• [Exercise goal]: Quote all lines below exactly. Images stay out.
-- begin Records supplied --
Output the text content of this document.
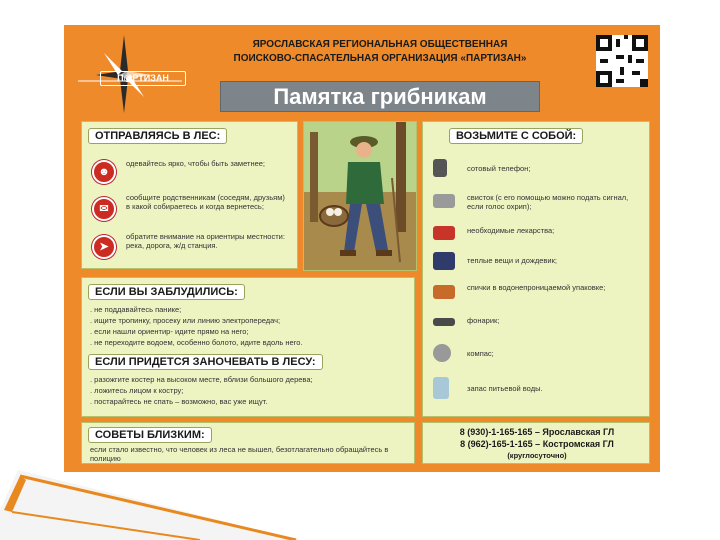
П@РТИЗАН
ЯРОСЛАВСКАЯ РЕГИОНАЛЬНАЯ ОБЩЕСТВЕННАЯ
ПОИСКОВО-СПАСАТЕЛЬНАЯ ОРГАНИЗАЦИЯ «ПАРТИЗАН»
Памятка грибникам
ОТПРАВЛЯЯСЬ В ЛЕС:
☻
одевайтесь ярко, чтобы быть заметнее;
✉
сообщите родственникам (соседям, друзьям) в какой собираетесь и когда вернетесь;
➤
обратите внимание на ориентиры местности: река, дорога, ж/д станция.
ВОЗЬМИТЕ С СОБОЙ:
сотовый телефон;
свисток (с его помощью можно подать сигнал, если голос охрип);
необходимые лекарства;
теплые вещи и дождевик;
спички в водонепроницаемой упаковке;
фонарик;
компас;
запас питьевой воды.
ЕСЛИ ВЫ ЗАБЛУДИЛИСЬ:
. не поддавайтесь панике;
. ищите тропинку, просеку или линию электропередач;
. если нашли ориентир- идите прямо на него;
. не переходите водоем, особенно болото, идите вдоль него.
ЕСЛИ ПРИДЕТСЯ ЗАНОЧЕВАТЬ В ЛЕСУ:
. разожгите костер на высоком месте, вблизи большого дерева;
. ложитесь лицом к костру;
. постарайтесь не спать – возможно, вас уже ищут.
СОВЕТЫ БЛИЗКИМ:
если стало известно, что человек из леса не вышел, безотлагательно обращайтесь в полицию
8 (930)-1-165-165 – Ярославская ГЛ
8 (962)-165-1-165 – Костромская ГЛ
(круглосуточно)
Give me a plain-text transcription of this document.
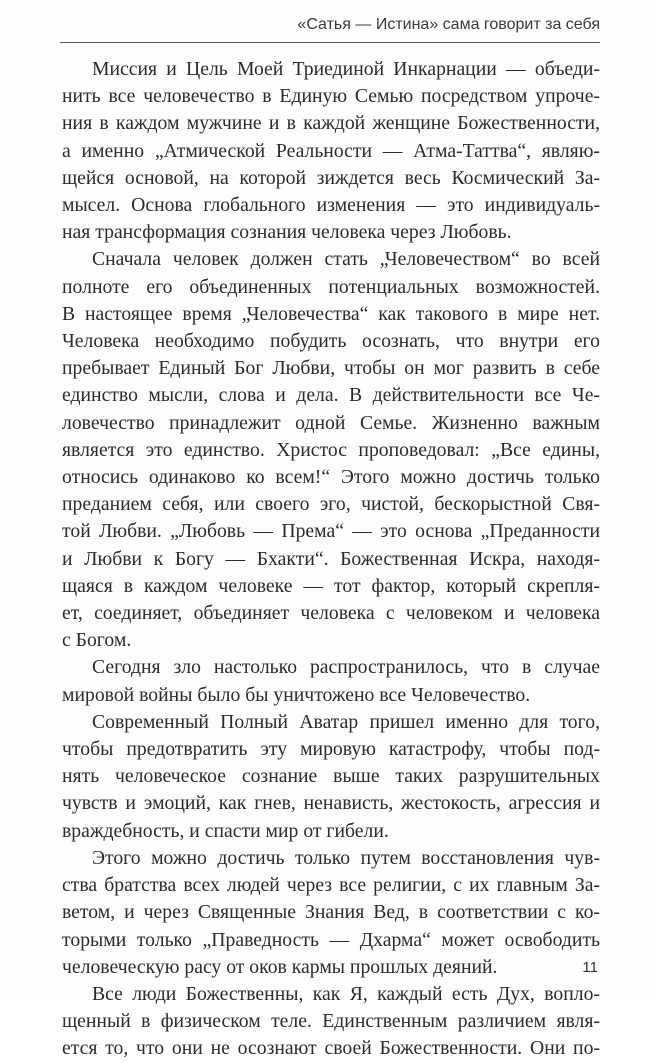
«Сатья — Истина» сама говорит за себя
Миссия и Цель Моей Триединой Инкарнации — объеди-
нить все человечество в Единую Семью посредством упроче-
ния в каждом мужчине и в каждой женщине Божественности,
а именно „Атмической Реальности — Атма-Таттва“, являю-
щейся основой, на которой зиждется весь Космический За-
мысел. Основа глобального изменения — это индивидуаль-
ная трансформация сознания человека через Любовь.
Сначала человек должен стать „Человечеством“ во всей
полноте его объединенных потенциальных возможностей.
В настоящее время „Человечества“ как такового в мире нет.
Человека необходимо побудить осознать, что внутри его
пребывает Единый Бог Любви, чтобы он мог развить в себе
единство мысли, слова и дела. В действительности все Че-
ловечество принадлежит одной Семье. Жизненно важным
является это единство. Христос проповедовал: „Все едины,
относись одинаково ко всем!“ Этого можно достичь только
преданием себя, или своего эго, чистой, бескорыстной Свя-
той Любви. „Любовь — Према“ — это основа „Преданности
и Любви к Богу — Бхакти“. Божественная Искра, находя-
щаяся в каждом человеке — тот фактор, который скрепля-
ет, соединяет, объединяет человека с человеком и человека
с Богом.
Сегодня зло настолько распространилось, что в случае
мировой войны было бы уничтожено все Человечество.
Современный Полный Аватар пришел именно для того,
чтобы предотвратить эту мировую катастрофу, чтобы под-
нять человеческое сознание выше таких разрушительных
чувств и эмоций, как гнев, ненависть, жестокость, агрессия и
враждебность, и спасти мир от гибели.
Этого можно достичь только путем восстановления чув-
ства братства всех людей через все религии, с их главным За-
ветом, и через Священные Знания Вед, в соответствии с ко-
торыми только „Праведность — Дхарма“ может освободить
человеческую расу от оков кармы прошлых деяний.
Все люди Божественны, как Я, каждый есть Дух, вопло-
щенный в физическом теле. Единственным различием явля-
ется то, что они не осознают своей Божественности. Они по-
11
-- end Records supplied --
• [Output below]:
Output the text content of this document.
П@РТИЗАН
ЯРОСЛАВСКАЯ РЕГИОНАЛЬНАЯ ОБЩЕСТВЕННАЯ
ПОИСКОВО-СПАСАТЕЛЬНАЯ ОРГАНИЗАЦИЯ «ПАРТИЗАН»
Памятка грибникам
ОТПРАВЛЯЯСЬ В ЛЕС:
☻
одевайтесь ярко, чтобы быть заметнее;
✉
сообщите родственникам (соседям, друзьям) в какой собираетесь и когда вернетесь;
➤
обратите внимание на ориентиры местности: река, дорога, ж/д станция.
ВОЗЬМИТЕ С СОБОЙ:
сотовый телефон;
свисток (с его помощью можно подать сигнал, если голос охрип);
необходимые лекарства;
теплые вещи и дождевик;
спички в водонепроницаемой упаковке;
фонарик;
компас;
запас питьевой воды.
ЕСЛИ ВЫ ЗАБЛУДИЛИСЬ:
. не поддавайтесь панике;
. ищите тропинку, просеку или линию электропередач;
. если нашли ориентир- идите прямо на него;
. не переходите водоем, особенно болото, идите вдоль него.
ЕСЛИ ПРИДЕТСЯ ЗАНОЧЕВАТЬ В ЛЕСУ:
. разожгите костер на высоком месте, вблизи большого дерева;
. ложитесь лицом к костру;
. постарайтесь не спать – возможно, вас уже ищут.
СОВЕТЫ БЛИЗКИМ:
если стало известно, что человек из леса не вышел, безотлагательно обращайтесь в полицию
8 (930)-1-165-165 – Ярославская ГЛ
8 (962)-165-1-165 – Костромская ГЛ
(круглосуточно)
Give me a plain-text transcription of this document.
«Сатья — Истина» сама говорит за себя
Миссия и Цель Моей Триединой Инкарнации — объеди-
нить все человечество в Единую Семью посредством упроче-
ния в каждом мужчине и в каждой женщине Божественности,
а именно „Атмической Реальности — Атма-Таттва“, являю-
щейся основой, на которой зиждется весь Космический За-
мысел. Основа глобального изменения — это индивидуаль-
ная трансформация сознания человека через Любовь.
Сначала человек должен стать „Человечеством“ во всей
полноте его объединенных потенциальных возможностей.
В настоящее время „Человечества“ как такового в мире нет.
Человека необходимо побудить осознать, что внутри его
пребывает Единый Бог Любви, чтобы он мог развить в себе
единство мысли, слова и дела. В действительности все Че-
ловечество принадлежит одной Семье. Жизненно важным
является это единство. Христос проповедовал: „Все едины,
относись одинаково ко всем!“ Этого можно достичь только
преданием себя, или своего эго, чистой, бескорыстной Свя-
той Любви. „Любовь — Према“ — это основа „Преданности
и Любви к Богу — Бхакти“. Божественная Искра, находя-
щаяся в каждом человеке — тот фактор, который скрепля-
ет, соединяет, объединяет человека с человеком и человека
с Богом.
Сегодня зло настолько распространилось, что в случае
мировой войны было бы уничтожено все Человечество.
Современный Полный Аватар пришел именно для того,
чтобы предотвратить эту мировую катастрофу, чтобы под-
нять человеческое сознание выше таких разрушительных
чувств и эмоций, как гнев, ненависть, жестокость, агрессия и
враждебность, и спасти мир от гибели.
Этого можно достичь только путем восстановления чув-
ства братства всех людей через все религии, с их главным За-
ветом, и через Священные Знания Вед, в соответствии с ко-
торыми только „Праведность — Дхарма“ может освободить
человеческую расу от оков кармы прошлых деяний.
Все люди Божественны, как Я, каждый есть Дух, вопло-
щенный в физическом теле. Единственным различием явля-
ется то, что они не осознают своей Божественности. Они по-
11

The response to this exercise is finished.